# [SUPPLIED RECORDS]
────────────────

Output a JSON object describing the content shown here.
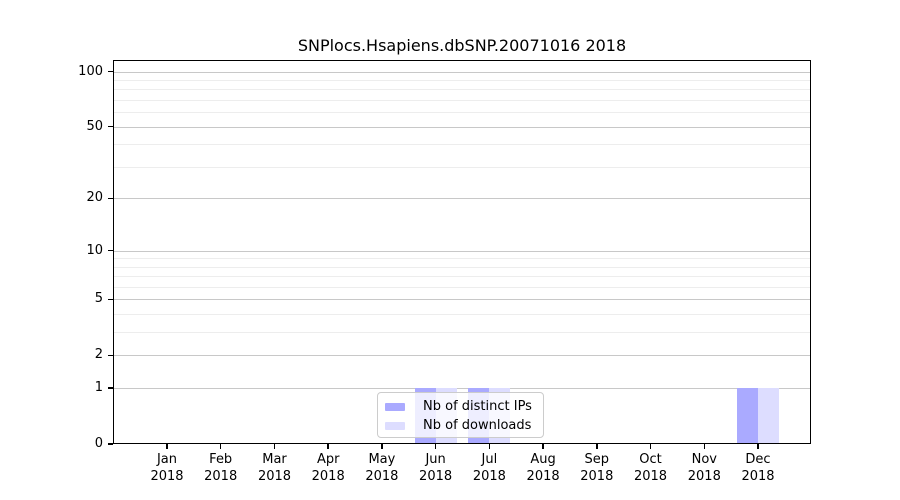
{
  "chart_data": {
    "type": "bar",
    "title": "SNPlocs.Hsapiens.dbSNP.20071016 2018",
    "categories": [
      "Jan",
      "Feb",
      "Mar",
      "Apr",
      "May",
      "Jun",
      "Jul",
      "Aug",
      "Sep",
      "Oct",
      "Nov",
      "Dec"
    ],
    "category_year": "2018",
    "series": [
      {
        "name": "Nb of distinct IPs",
        "color": "#aaaaff",
        "values": [
          0,
          0,
          0,
          0,
          0,
          1,
          1,
          0,
          0,
          0,
          0,
          1
        ]
      },
      {
        "name": "Nb of downloads",
        "color": "#ddddff",
        "values": [
          0,
          0,
          0,
          0,
          0,
          1,
          1,
          0,
          0,
          0,
          0,
          1
        ]
      }
    ],
    "yscale": "log1p",
    "yticks": [
      0,
      1,
      2,
      5,
      10,
      20,
      50,
      100
    ],
    "minor_gridlines": [
      3,
      4,
      6,
      7,
      8,
      9,
      30,
      40,
      60,
      70,
      80,
      90
    ],
    "ylim": [
      0,
      115
    ],
    "grid": true,
    "legend_position": "lower center",
    "colors": {
      "axis": "#000000",
      "grid_major": "#c8c8c8",
      "grid_minor": "#ededed",
      "background": "#ffffff"
    }
  }
}
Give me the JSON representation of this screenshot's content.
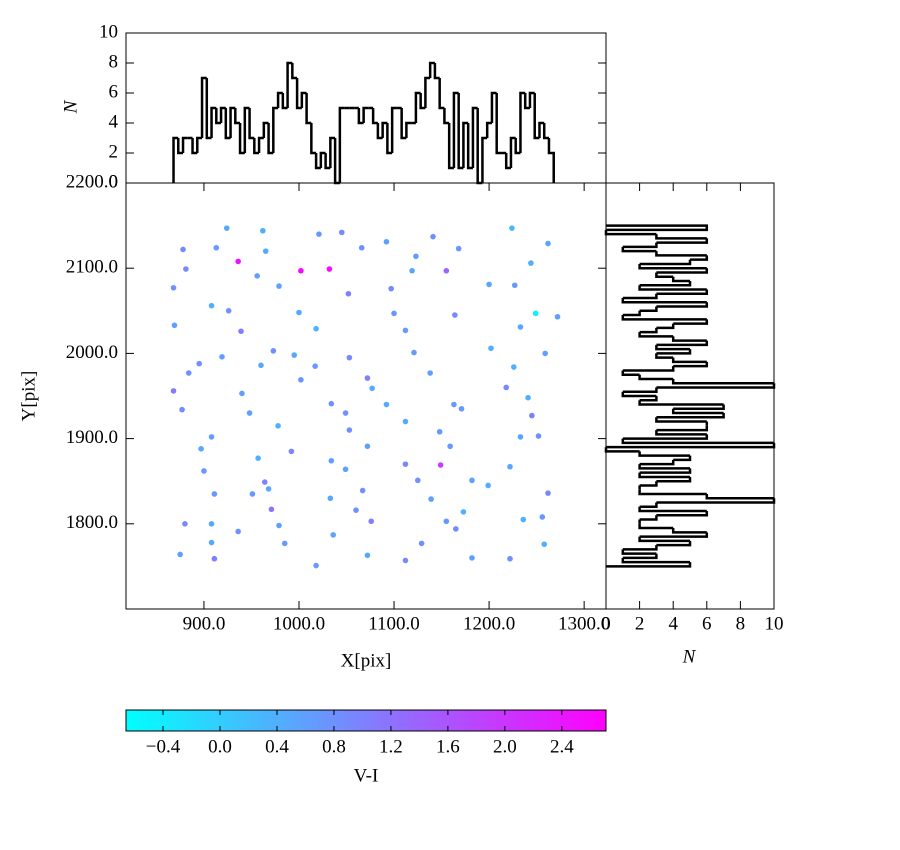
{
  "chart_data": [
    {
      "type": "scatter",
      "x_label": "X[pix]",
      "y_label": "Y[pix]",
      "xlim": [
        818,
        1323
      ],
      "ylim": [
        1700,
        2200
      ],
      "xticks": [
        {
          "value": 900,
          "label": "900.0"
        },
        {
          "value": 1000,
          "label": "1000.0"
        },
        {
          "value": 1100,
          "label": "1100.0"
        },
        {
          "value": 1200,
          "label": "1200.0"
        },
        {
          "value": 1300,
          "label": "1300.0"
        }
      ],
      "yticks": [
        {
          "value": 1800,
          "label": "1800.0"
        },
        {
          "value": 1900,
          "label": "1900.0"
        },
        {
          "value": 2000,
          "label": "2000.0"
        },
        {
          "value": 2100,
          "label": "2100.0"
        },
        {
          "value": 2200,
          "label": "2200.0"
        }
      ],
      "x": [
        924,
        962,
        1021,
        1045,
        1092,
        1141,
        1224,
        1262,
        878,
        913,
        936,
        965,
        1002,
        1032,
        1066,
        1123,
        1168,
        1244,
        881,
        956,
        1052,
        1119,
        1155,
        1227,
        868,
        908,
        979,
        1097,
        1200,
        1249,
        1272,
        926,
        1000,
        1100,
        1164,
        869,
        939,
        1018,
        1112,
        1233,
        919,
        973,
        995,
        1053,
        1121,
        1202,
        1259,
        895,
        960,
        1017,
        1072,
        1138,
        1226,
        884,
        1002,
        1077,
        1218,
        868,
        940,
        1034,
        1092,
        1163,
        1241,
        877,
        948,
        1049,
        1112,
        1171,
        1245,
        908,
        978,
        1053,
        1148,
        1233,
        897,
        992,
        1072,
        1159,
        1252,
        957,
        1034,
        1112,
        1149,
        1222,
        900,
        964,
        1049,
        1125,
        1199,
        911,
        968,
        1067,
        1182,
        1262,
        951,
        1033,
        1139,
        971,
        1060,
        1173,
        1256,
        880,
        908,
        979,
        1076,
        1155,
        1236,
        936,
        1036,
        1165,
        908,
        985,
        1129,
        1258,
        875,
        911,
        1018,
        1072,
        1112,
        1182,
        1222
      ],
      "y": [
        2147,
        2144,
        2140,
        2142,
        2131,
        2137,
        2147,
        2129,
        2122,
        2124,
        2108,
        2120,
        2097,
        2099,
        2124,
        2114,
        2123,
        2106,
        2099,
        2091,
        2070,
        2097,
        2097,
        2080,
        2077,
        2056,
        2079,
        2076,
        2081,
        2047,
        2043,
        2050,
        2048,
        2047,
        2045,
        2033,
        2026,
        2029,
        2027,
        2031,
        1996,
        2003,
        1998,
        1995,
        2001,
        2006,
        2000,
        1988,
        1986,
        1985,
        1971,
        1977,
        1984,
        1977,
        1969,
        1959,
        1960,
        1956,
        1953,
        1941,
        1940,
        1940,
        1948,
        1934,
        1930,
        1930,
        1920,
        1935,
        1927,
        1902,
        1915,
        1910,
        1908,
        1902,
        1888,
        1885,
        1891,
        1891,
        1903,
        1877,
        1874,
        1870,
        1869,
        1867,
        1862,
        1849,
        1864,
        1851,
        1845,
        1835,
        1841,
        1839,
        1851,
        1836,
        1835,
        1830,
        1829,
        1817,
        1816,
        1814,
        1808,
        1800,
        1800,
        1798,
        1803,
        1803,
        1805,
        1791,
        1787,
        1794,
        1778,
        1777,
        1777,
        1776,
        1764,
        1759,
        1751,
        1763,
        1757,
        1760,
        1759
      ],
      "c": [
        0.5,
        0.4,
        0.7,
        0.9,
        0.6,
        0.8,
        0.3,
        0.6,
        0.9,
        0.7,
        2.5,
        0.5,
        2.6,
        2.55,
        0.8,
        0.6,
        0.7,
        0.4,
        0.9,
        0.6,
        1.0,
        0.5,
        1.4,
        0.7,
        0.8,
        0.4,
        0.6,
        0.9,
        0.5,
        -0.5,
        0.6,
        0.8,
        0.5,
        0.7,
        0.9,
        0.6,
        1.0,
        0.4,
        0.7,
        0.5,
        0.6,
        0.8,
        0.5,
        0.9,
        0.7,
        0.4,
        0.6,
        0.8,
        0.5,
        0.7,
        1.0,
        0.6,
        0.4,
        0.8,
        0.7,
        0.5,
        0.9,
        1.1,
        0.6,
        0.8,
        0.5,
        0.7,
        0.4,
        0.9,
        0.6,
        0.8,
        0.5,
        0.7,
        1.0,
        0.6,
        0.4,
        0.8,
        0.7,
        0.5,
        0.5,
        0.9,
        0.6,
        0.7,
        0.8,
        0.4,
        0.6,
        0.9,
        1.9,
        0.5,
        0.7,
        1.0,
        0.6,
        0.8,
        0.4,
        0.7,
        0.5,
        0.8,
        0.6,
        0.9,
        0.7,
        0.5,
        0.6,
        1.2,
        0.8,
        0.4,
        0.7,
        0.9,
        0.5,
        0.6,
        1.0,
        0.7,
        0.4,
        0.8,
        0.6,
        0.9,
        0.5,
        0.7,
        0.8,
        0.4,
        0.6,
        1.0,
        0.7,
        0.5,
        0.9,
        0.6,
        0.8
      ],
      "colormap": [
        "#00ffff",
        "#ff00ff"
      ],
      "colorbar": {
        "label": "V-I",
        "clim": [
          -0.66,
          2.71
        ],
        "ticks": [
          {
            "value": -0.4,
            "label": "−0.4"
          },
          {
            "value": 0.0,
            "label": "0.0"
          },
          0.4,
          0.8,
          1.2,
          1.6,
          {
            "value": 2.0,
            "label": "2.0"
          },
          2.4
        ]
      }
    },
    {
      "type": "histogram",
      "orientation": "vertical",
      "y_label": "N",
      "color": "#000000",
      "xlim": [
        818,
        1323
      ],
      "ylim": [
        0,
        10
      ],
      "yticks": [
        0,
        2,
        4,
        6,
        8,
        10
      ],
      "bins": [
        868,
        873,
        878,
        883,
        888,
        893,
        898,
        903,
        908,
        913,
        918,
        923,
        928,
        933,
        938,
        943,
        948,
        953,
        958,
        963,
        968,
        973,
        978,
        983,
        988,
        993,
        998,
        1003,
        1008,
        1013,
        1018,
        1023,
        1028,
        1033,
        1038,
        1043,
        1048,
        1053,
        1058,
        1063,
        1068,
        1073,
        1078,
        1083,
        1088,
        1093,
        1098,
        1103,
        1108,
        1113,
        1118,
        1123,
        1128,
        1133,
        1138,
        1143,
        1148,
        1153,
        1158,
        1163,
        1168,
        1173,
        1178,
        1183,
        1188,
        1193,
        1198,
        1203,
        1208,
        1213,
        1218,
        1223,
        1228,
        1233,
        1238,
        1243,
        1248,
        1253,
        1258,
        1263,
        1268
      ],
      "counts": [
        3,
        2,
        3,
        3,
        2,
        3,
        7,
        3,
        5,
        4,
        5,
        3,
        5,
        4,
        2,
        5,
        3,
        2,
        3,
        4,
        2,
        5,
        6,
        5,
        8,
        7,
        5,
        6,
        4,
        2,
        1,
        2,
        1,
        3,
        0,
        5,
        5,
        5,
        5,
        4,
        5,
        5,
        4,
        3,
        4,
        2,
        5,
        5,
        3,
        4,
        4,
        6,
        5,
        7,
        8,
        7,
        5,
        4,
        1,
        6,
        1,
        4,
        1,
        5,
        0,
        3,
        4,
        6,
        2,
        2,
        1,
        3,
        2,
        6,
        5,
        6,
        3,
        4,
        3,
        2
      ]
    },
    {
      "type": "histogram",
      "orientation": "horizontal",
      "x_label": "N",
      "color": "#000000",
      "xlim": [
        0,
        10
      ],
      "ylim": [
        1700,
        2200
      ],
      "xticks": [
        0,
        2,
        4,
        6,
        8,
        10
      ],
      "bins": [
        1750,
        1755,
        1760,
        1765,
        1770,
        1775,
        1780,
        1785,
        1790,
        1795,
        1800,
        1805,
        1810,
        1815,
        1820,
        1825,
        1830,
        1835,
        1840,
        1845,
        1850,
        1855,
        1860,
        1865,
        1870,
        1875,
        1880,
        1885,
        1890,
        1895,
        1900,
        1905,
        1910,
        1915,
        1920,
        1925,
        1930,
        1935,
        1940,
        1945,
        1950,
        1955,
        1960,
        1965,
        1970,
        1975,
        1980,
        1985,
        1990,
        1995,
        2000,
        2005,
        2010,
        2015,
        2020,
        2025,
        2030,
        2035,
        2040,
        2045,
        2050,
        2055,
        2060,
        2065,
        2070,
        2075,
        2080,
        2085,
        2090,
        2095,
        2100,
        2105,
        2110,
        2115,
        2120,
        2125,
        2130,
        2135,
        2140,
        2145,
        2150
      ],
      "counts": [
        5,
        1,
        3,
        1,
        3,
        5,
        2,
        6,
        4,
        2,
        2,
        3,
        6,
        2,
        3,
        10,
        6,
        2,
        2,
        3,
        5,
        2,
        5,
        2,
        4,
        5,
        2,
        0,
        10,
        1,
        6,
        3,
        6,
        6,
        3,
        7,
        4,
        7,
        2,
        3,
        1,
        3,
        10,
        4,
        2,
        1,
        4,
        6,
        4,
        3,
        5,
        3,
        6,
        4,
        2,
        3,
        4,
        6,
        1,
        2,
        3,
        6,
        1,
        3,
        6,
        2,
        5,
        4,
        3,
        6,
        2,
        5,
        6,
        3,
        1,
        3,
        6,
        3,
        0,
        6
      ]
    }
  ]
}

────────────────

Using the listing above, say how many of its lines contain the string "type", giving nothing but the figure.

# [RESPONSE]
4